-- Start of GIVEN TEXT --

Not sure, but with the camera down at that front facing angle, it might be doing a lot of work culling or something. Or they might be forcing LOD0/hero level effects/filtering for everything. Or maybe even super sampling it since people want to view their character in all their glory, without jaggies galore. Like that window might actual be rendered at something absurdly large like 2x4k or something, even if you’re playing at 1080p
A lot of times, when they do animated portraits like that, they do some janky stuff where there character is duplicated in some monster closet under the map, but even still, it would have to probably do a custom depth pass. But either way, there’s still probably culling involved.
Hard to say, but I’m not going to risk getting banned RenderDoc’ing it to find out exactly what they are doing.
It’s not normal, and we should not act like it’s normal. It’s a serious bug that can lead to hardware damage. And I’m shocked that Blizzard hasn’t replied to this yet.

-- End of GIVEN TEXT --
-- Start of DATA SECTION --

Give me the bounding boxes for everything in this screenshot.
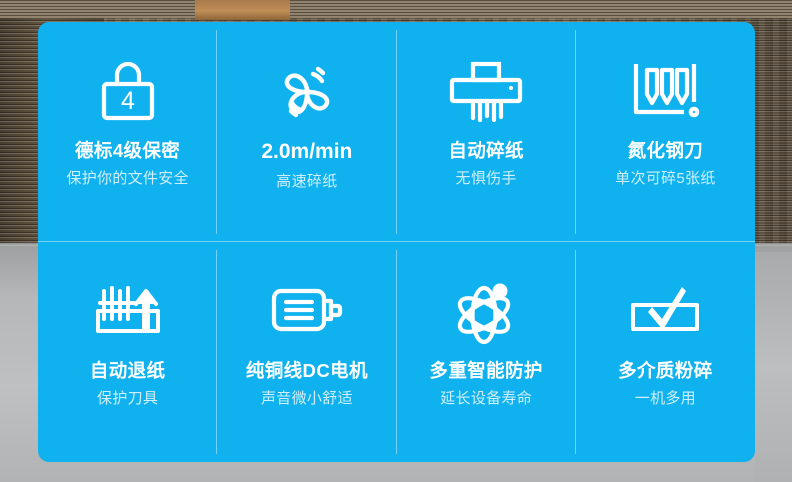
- feature-cell-motor[interactable]: 纯铜线DC电机 声音微小舒适: [217, 242, 396, 462]
- pinwheel-fan-icon: [270, 52, 344, 130]
- feature-cell-security[interactable]: 4 德标4级保密 保护你的文件安全: [38, 22, 217, 242]
- svg-text:4: 4: [121, 87, 135, 115]
- feature-subtitle: 高速碎纸: [276, 173, 337, 190]
- feature-title: 氮化钢刀: [628, 140, 704, 161]
- feature-title: 自动退纸: [90, 360, 166, 381]
- wood-plank-accent: [195, 0, 290, 20]
- feature-title: 德标4级保密: [75, 140, 180, 161]
- feature-subtitle: 延长设备寿命: [440, 390, 532, 407]
- feature-title: 多介质粉碎: [618, 360, 713, 381]
- feature-cell-speed[interactable]: 2.0m/min 高速碎纸: [217, 22, 396, 242]
- feature-title: 多重智能防护: [429, 360, 542, 381]
- floor-surface-right: [755, 252, 792, 482]
- paper-shredder-icon: [445, 52, 527, 130]
- feature-subtitle: 单次可碎5张纸: [615, 170, 715, 187]
- atom-protection-icon: [448, 272, 524, 350]
- feature-cell-multi-media[interactable]: 多介质粉碎 一机多用: [576, 242, 755, 462]
- steel-blades-icon: [626, 52, 704, 130]
- feature-subtitle: 声音微小舒适: [261, 390, 353, 407]
- feature-cell-blades[interactable]: 氮化钢刀 单次可碎5张纸: [576, 22, 755, 242]
- feature-title: 纯铜线DC电机: [246, 360, 368, 381]
- feature-cell-protection[interactable]: 多重智能防护 延长设备寿命: [397, 242, 576, 462]
- paper-eject-arrow-icon: [88, 272, 168, 350]
- media-slot-check-icon: [624, 272, 706, 350]
- feature-subtitle: 无惧伤手: [456, 170, 517, 187]
- feature-cell-paper-eject[interactable]: 自动退纸 保护刀具: [38, 242, 217, 462]
- feature-title: 自动碎纸: [448, 140, 524, 161]
- feature-grid-panel: 4 德标4级保密 保护你的文件安全 2.0m/min 高速碎纸: [38, 22, 755, 462]
- feature-subtitle: 保护你的文件安全: [66, 170, 188, 187]
- dc-motor-icon: [266, 272, 348, 350]
- feature-title: 2.0m/min: [261, 140, 352, 164]
- wall-top-strip: [0, 0, 792, 18]
- feature-cell-auto-shred[interactable]: 自动碎纸 无惧伤手: [397, 22, 576, 242]
- feature-subtitle: 一机多用: [635, 390, 696, 407]
- lock-level4-icon: 4: [92, 52, 164, 130]
- feature-subtitle: 保护刀具: [97, 390, 158, 407]
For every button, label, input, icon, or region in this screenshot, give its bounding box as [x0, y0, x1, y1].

-- End of DATA SECTION --

#### INSTRUCTIONS:
[a] Check each statement against the post about the character window, and answer yes or no with the deciding words quoted from the post: (i) The writer plans to use RenderDoc to learn exactly what is going on. (ii) The writer suggests the window might be rendered at something like 2x4k even when playing at 1080p. (iii) The writer says Blizzard has already replied.
[b] Copy the words of the post about the character window between "It’s not normal, and" and "to this yet.", inclusive.

#### ANSWERS TO EACH TASK:
[a]
(i) No: "I’m not going to risk getting banned RenderDoc’ing it to find out exactly what they are doing."
(ii) Yes: "that window might actual be rendered at something absurdly large like 2x4k or something, even if you’re playing at 1080p"
(iii) No: "And I’m shocked that Blizzard hasn’t replied to this yet."

[b]
It’s not normal, and we should not act like it’s normal. It’s a serious bug that can lead to hardware damage. And I’m shocked that Blizzard hasn’t replied to this yet.